Saved entries
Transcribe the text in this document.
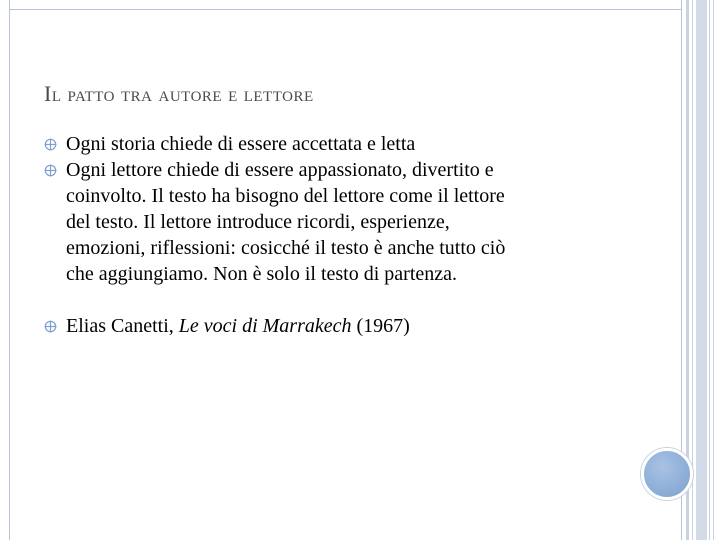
Il patto tra autore e lettore
Ogni storia chiede di essere accettata e letta
Ogni lettore chiede di essere appassionato, divertito e
coinvolto. Il testo ha bisogno del lettore come il lettore
del testo. Il lettore introduce ricordi, esperienze,
emozioni, riflessioni: cosicché il testo è anche tutto ciò
che aggiungiamo. Non è solo il testo di partenza.
Elias Canetti, Le voci di Marrakech (1967)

§ WRITTEN PROBLEM
Reproduce the whole listing word for word, setting aside any pictures.

§ TASK OUTPUT
Transcribe the text in this document.
Il patto tra autore e lettore
Ogni storia chiede di essere accettata e letta
Ogni lettore chiede di essere appassionato, divertito e
coinvolto. Il testo ha bisogno del lettore come il lettore
del testo. Il lettore introduce ricordi, esperienze,
emozioni, riflessioni: cosicché il testo è anche tutto ciò
che aggiungiamo. Non è solo il testo di partenza.
Elias Canetti, Le voci di Marrakech (1967)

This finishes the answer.